WRITTEN INSTRUCTION: How many lines in this data contain the string "компании"? Reply with the number only.

INFORMATION GIVEN:
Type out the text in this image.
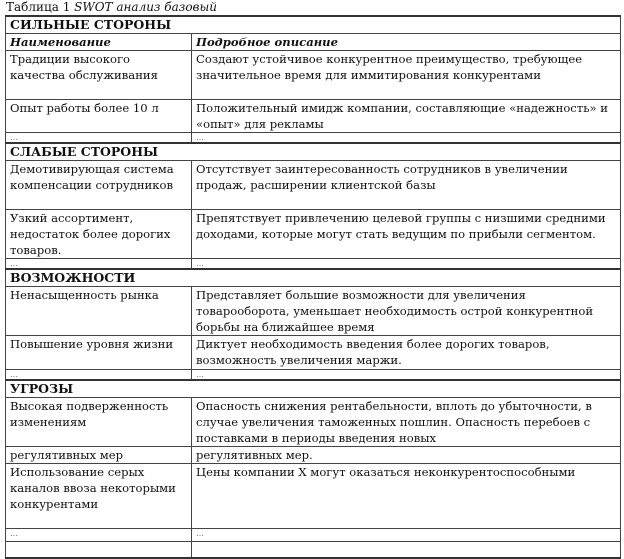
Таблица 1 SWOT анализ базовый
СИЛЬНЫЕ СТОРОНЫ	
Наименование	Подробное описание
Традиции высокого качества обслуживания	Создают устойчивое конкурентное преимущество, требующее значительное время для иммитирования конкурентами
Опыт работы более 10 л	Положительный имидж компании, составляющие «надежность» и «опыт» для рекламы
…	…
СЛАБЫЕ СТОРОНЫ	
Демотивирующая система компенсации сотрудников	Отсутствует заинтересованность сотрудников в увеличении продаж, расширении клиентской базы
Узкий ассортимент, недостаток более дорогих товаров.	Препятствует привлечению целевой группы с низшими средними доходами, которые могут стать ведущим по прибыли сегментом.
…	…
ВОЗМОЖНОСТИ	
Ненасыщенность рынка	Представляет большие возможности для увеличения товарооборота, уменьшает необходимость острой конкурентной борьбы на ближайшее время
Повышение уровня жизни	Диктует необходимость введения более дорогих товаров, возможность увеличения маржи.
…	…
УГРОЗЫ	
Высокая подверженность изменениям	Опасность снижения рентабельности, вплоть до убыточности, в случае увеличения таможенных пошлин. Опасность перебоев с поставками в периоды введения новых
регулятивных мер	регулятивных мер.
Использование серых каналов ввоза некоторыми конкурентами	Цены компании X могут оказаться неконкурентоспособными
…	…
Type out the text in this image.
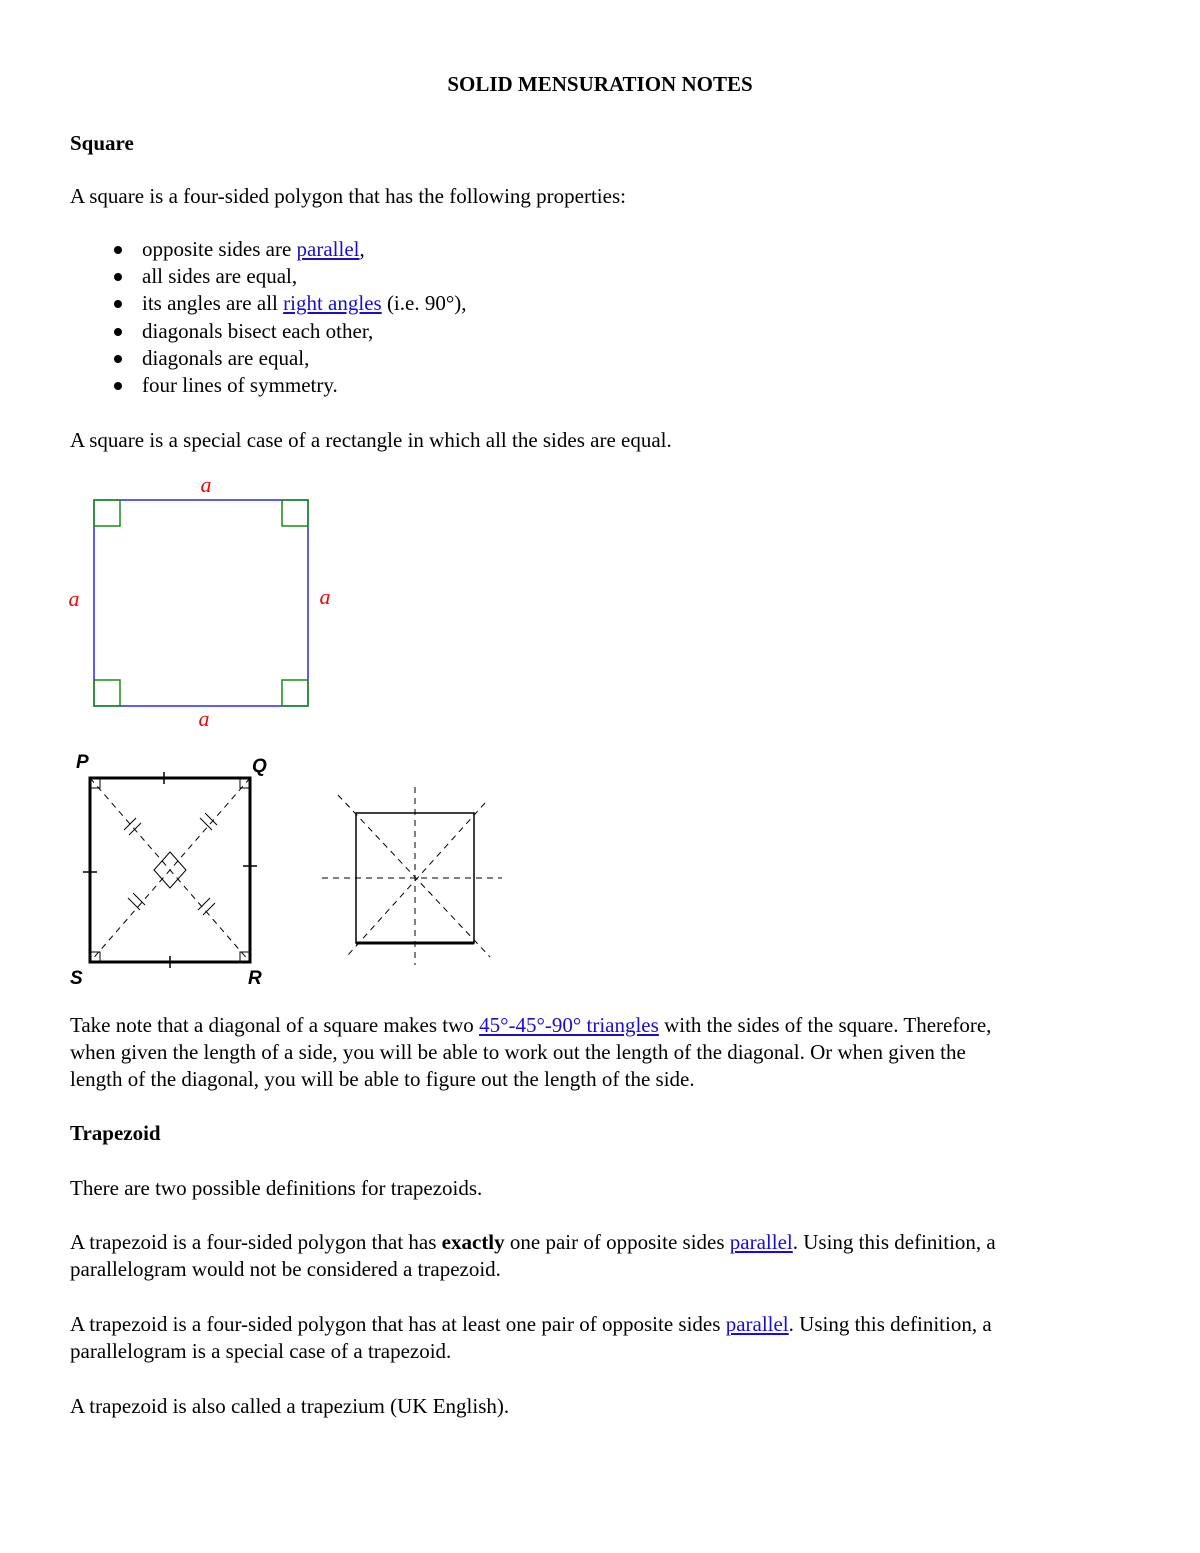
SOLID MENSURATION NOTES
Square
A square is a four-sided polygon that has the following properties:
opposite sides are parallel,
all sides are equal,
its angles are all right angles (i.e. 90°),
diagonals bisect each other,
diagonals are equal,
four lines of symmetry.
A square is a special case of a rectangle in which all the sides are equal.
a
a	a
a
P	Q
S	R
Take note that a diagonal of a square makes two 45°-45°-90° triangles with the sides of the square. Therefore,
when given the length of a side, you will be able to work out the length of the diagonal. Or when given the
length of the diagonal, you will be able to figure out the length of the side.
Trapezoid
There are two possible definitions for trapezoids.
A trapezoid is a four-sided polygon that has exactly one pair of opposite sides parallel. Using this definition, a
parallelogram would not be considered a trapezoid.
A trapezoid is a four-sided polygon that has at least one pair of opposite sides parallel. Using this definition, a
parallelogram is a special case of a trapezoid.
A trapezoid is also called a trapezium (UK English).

ANSWER TO THIS PROBLEM: 2